◆ DO THIS
Take every line from the listing below that includes "title" and copy it.

◆ PROVIDED ENTRIES
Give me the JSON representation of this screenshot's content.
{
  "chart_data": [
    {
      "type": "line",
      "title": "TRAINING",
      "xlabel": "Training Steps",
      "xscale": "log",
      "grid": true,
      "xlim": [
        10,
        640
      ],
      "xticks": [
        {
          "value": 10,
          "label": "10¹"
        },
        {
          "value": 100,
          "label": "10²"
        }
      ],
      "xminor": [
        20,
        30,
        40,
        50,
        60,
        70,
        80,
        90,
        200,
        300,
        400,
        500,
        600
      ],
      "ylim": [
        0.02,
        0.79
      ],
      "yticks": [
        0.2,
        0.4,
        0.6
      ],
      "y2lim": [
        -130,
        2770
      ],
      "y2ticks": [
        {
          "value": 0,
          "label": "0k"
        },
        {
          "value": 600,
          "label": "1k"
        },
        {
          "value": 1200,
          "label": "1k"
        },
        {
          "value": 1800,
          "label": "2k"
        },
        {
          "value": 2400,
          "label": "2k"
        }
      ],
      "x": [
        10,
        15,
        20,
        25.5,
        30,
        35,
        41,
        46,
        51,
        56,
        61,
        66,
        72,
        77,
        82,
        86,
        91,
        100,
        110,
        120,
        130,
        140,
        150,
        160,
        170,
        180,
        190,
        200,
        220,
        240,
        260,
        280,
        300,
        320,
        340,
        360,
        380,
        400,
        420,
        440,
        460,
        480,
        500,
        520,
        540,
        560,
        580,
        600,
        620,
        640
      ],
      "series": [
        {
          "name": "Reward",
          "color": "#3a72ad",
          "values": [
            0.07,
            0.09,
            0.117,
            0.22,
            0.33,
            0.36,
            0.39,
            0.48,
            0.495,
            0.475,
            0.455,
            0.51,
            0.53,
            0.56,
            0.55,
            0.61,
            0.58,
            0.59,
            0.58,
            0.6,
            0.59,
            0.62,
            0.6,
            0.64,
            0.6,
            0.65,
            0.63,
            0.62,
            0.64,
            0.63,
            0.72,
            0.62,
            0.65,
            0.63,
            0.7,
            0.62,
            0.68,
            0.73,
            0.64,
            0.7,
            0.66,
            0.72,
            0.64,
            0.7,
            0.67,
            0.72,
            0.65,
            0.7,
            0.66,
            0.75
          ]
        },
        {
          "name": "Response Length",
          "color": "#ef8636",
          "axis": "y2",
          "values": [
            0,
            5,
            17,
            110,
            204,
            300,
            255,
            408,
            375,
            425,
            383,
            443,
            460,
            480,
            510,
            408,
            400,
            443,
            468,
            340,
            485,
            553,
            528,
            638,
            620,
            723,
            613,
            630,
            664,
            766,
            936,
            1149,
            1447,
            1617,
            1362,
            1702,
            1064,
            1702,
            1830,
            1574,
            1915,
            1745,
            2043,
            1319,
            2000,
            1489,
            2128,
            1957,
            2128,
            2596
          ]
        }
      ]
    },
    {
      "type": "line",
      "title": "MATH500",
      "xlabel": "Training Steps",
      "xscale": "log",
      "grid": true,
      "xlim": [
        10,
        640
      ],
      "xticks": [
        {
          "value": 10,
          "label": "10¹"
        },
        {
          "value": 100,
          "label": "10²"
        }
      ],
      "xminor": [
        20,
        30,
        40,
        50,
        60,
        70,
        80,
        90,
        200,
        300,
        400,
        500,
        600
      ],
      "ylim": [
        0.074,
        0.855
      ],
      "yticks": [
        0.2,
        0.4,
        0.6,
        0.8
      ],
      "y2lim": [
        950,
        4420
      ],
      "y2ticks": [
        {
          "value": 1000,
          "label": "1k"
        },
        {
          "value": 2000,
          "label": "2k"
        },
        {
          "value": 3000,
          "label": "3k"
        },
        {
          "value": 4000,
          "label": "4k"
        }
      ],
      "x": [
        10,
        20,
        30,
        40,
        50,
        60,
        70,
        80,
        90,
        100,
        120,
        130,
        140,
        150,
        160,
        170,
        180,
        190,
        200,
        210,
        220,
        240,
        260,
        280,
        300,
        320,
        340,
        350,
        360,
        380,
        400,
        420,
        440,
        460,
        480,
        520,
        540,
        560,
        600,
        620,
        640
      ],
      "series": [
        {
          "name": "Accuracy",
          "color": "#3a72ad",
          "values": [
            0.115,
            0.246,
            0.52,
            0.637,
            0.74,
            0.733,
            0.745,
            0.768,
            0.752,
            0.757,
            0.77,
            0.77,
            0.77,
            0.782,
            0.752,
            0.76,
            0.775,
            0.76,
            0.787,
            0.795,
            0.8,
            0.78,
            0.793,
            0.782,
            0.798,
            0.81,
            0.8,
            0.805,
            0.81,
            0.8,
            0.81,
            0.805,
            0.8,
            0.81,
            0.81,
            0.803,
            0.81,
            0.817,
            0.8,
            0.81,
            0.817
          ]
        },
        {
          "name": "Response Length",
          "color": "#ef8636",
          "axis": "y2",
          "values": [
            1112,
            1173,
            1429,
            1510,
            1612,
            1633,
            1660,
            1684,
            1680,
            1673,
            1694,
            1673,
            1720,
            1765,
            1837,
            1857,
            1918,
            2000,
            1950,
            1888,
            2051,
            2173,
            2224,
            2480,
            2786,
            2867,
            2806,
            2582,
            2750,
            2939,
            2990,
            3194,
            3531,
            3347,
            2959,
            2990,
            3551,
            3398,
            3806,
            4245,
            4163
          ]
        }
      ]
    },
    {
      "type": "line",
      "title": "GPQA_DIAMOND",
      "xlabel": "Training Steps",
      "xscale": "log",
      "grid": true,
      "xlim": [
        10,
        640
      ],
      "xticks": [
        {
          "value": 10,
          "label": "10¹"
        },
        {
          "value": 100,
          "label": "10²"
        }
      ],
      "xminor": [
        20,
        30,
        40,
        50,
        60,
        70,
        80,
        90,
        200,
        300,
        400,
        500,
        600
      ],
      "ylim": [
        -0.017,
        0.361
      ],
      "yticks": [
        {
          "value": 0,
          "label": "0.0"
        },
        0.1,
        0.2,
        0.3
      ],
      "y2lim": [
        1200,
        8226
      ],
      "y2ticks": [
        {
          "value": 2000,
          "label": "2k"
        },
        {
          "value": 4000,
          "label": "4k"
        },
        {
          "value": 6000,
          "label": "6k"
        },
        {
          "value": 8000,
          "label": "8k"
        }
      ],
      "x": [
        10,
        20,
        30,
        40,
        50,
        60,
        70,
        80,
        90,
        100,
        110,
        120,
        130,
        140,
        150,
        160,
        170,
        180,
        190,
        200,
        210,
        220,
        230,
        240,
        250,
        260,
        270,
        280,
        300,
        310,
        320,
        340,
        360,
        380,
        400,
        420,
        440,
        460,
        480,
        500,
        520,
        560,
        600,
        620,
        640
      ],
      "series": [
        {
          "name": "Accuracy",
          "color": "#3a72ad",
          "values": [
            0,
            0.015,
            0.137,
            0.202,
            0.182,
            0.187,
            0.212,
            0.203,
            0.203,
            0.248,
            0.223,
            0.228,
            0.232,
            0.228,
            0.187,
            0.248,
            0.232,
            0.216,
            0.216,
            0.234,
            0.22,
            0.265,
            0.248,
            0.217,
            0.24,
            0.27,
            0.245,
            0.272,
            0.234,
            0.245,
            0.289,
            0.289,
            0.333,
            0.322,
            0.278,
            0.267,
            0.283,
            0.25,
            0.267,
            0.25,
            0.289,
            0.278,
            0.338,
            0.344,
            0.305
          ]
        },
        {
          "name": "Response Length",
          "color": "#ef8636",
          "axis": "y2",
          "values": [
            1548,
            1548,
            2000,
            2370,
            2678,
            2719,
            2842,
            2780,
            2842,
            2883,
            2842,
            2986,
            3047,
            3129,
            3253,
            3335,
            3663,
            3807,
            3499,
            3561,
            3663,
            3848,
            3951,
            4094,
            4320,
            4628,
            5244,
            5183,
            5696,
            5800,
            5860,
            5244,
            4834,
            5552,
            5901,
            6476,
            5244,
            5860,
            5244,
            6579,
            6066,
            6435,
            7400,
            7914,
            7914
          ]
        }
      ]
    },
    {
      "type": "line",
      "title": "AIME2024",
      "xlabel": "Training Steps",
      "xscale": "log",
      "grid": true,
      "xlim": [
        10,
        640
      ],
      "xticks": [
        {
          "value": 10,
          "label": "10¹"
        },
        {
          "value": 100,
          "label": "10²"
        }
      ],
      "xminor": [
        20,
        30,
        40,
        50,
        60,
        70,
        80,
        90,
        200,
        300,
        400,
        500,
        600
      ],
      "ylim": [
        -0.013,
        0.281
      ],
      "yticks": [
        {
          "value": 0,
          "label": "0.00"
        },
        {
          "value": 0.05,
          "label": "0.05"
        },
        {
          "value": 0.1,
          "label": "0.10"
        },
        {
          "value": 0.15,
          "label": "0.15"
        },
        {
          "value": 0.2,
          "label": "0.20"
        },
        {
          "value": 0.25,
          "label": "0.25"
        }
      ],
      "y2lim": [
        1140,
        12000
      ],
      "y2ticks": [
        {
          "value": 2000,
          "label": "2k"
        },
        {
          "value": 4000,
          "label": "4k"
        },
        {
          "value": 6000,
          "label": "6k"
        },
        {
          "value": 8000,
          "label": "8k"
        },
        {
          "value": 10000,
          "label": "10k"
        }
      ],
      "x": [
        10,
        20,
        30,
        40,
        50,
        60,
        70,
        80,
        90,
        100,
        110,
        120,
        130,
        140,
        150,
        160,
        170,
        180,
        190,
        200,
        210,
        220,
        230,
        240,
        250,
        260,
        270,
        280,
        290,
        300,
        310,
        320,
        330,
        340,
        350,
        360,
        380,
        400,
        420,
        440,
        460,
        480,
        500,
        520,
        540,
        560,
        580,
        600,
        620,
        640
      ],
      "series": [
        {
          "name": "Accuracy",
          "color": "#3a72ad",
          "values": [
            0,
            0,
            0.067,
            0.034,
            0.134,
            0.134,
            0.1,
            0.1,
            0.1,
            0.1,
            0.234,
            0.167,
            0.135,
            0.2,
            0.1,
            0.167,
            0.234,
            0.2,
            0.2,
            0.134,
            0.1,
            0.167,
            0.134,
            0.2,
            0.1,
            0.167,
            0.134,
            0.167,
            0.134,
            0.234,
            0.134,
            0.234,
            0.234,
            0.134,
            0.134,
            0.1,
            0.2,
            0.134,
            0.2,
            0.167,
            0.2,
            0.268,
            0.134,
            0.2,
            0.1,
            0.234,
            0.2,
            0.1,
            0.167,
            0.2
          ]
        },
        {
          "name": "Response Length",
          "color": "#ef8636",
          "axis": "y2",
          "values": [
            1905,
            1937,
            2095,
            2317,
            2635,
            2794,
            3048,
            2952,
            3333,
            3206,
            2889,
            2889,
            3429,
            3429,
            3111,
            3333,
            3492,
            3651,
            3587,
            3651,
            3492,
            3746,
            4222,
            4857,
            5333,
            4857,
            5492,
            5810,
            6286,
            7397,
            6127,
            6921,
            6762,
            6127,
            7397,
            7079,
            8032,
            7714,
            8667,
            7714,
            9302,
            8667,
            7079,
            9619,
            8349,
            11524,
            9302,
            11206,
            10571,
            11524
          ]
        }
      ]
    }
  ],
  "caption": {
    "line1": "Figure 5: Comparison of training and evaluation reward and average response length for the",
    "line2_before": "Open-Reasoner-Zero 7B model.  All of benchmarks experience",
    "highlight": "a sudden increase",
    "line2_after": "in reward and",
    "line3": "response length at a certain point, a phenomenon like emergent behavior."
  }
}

◆ COMPLETE RESPONSE
      "title": "TRAINING",
      "title": "MATH500",
      "title": "GPQA_DIAMOND",
      "title": "AIME2024",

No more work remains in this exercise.